=== The request ===
Write the data out again, character for character, with no images.

─── Extracted data

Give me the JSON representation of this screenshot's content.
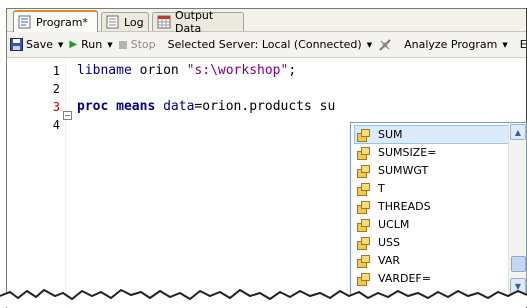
{
  "tabs": [
    {
      "label": "Program*",
      "icon": "program-icon",
      "active": true
    },
    {
      "label": "Log",
      "icon": "log-icon",
      "active": false
    },
    {
      "label": "Output Data",
      "icon": "output-data-icon",
      "active": false
    }
  ],
  "toolbar": {
    "save_label": "Save",
    "run_label": "Run",
    "stop_label": "Stop",
    "server_label": "Selected Server: Local (Connected)",
    "analyze_label": "Analyze Program",
    "overflow_label": "E"
  },
  "editor": {
    "line_numbers": [
      "1",
      "2",
      "3",
      "4"
    ],
    "line1": {
      "kw": "libname",
      "text": " orion ",
      "str": "\"s:\\workshop\"",
      "end": ";"
    },
    "line3": {
      "kw1": "proc means",
      "sp": " ",
      "kw2": "data",
      "rest": "=orion.products su"
    }
  },
  "autocomplete": {
    "items": [
      "SUM",
      "SUMSIZE=",
      "SUMWGT",
      "T",
      "THREADS",
      "UCLM",
      "USS",
      "VAR",
      "VARDEF="
    ],
    "selected": "SUM"
  }
}
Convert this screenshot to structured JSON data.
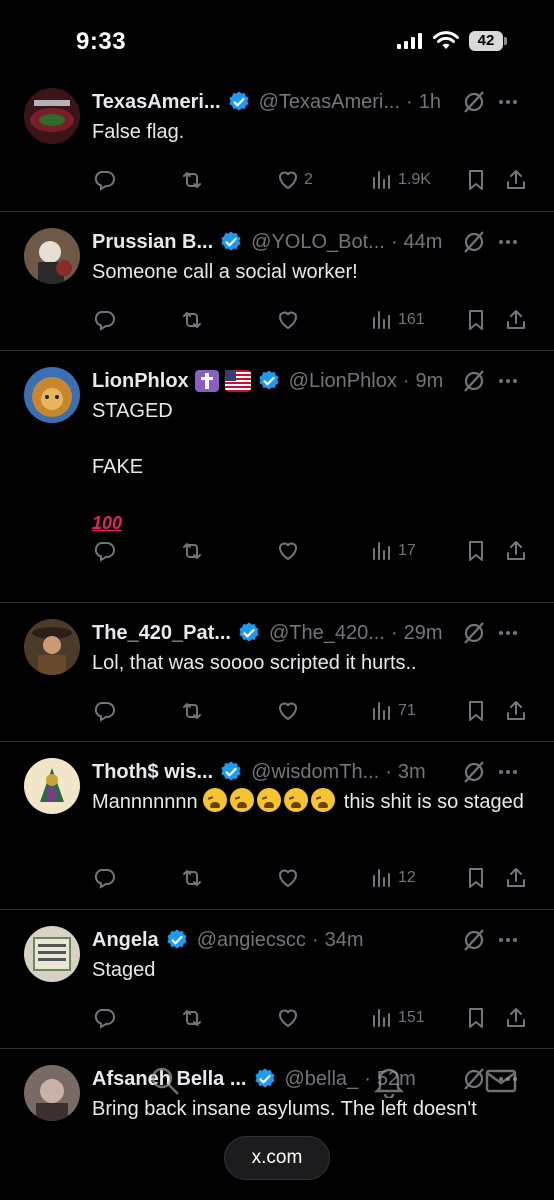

──────

=== Problem solution ===
Give me the JSON representation of this screenshot's content.
{
  "tabs": [
    {
      "label": "Program*",
      "icon": "program-icon",
      "active": true
    },
    {
      "label": "Log",
      "icon": "log-icon",
      "active": false
    },
    {
      "label": "Output Data",
      "icon": "output-data-icon",
      "active": false
    }
  ],
  "toolbar": {
    "save_label": "Save",
    "run_label": "Run",
    "stop_label": "Stop",
    "server_label": "Selected Server: Local (Connected)",
    "analyze_label": "Analyze Program",
    "overflow_label": "E"
  },
  "editor": {
    "line_numbers": [
      "1",
      "2",
      "3",
      "4"
    ],
    "line1": {
      "kw": "libname",
      "text": " orion ",
      "str": "\"s:\\workshop\"",
      "end": ";"
    },
    "line3": {
      "kw1": "proc means",
      "sp": " ",
      "kw2": "data",
      "rest": "=orion.products su"
    }
  },
  "autocomplete": {
    "items": [
      "SUM",
      "SUMSIZE=",
      "SUMWGT",
      "T",
      "THREADS",
      "UCLM",
      "USS",
      "VAR",
      "VARDEF="
    ],
    "selected": "SUM"
  }
}
Convert this screenshot to structured JSON data.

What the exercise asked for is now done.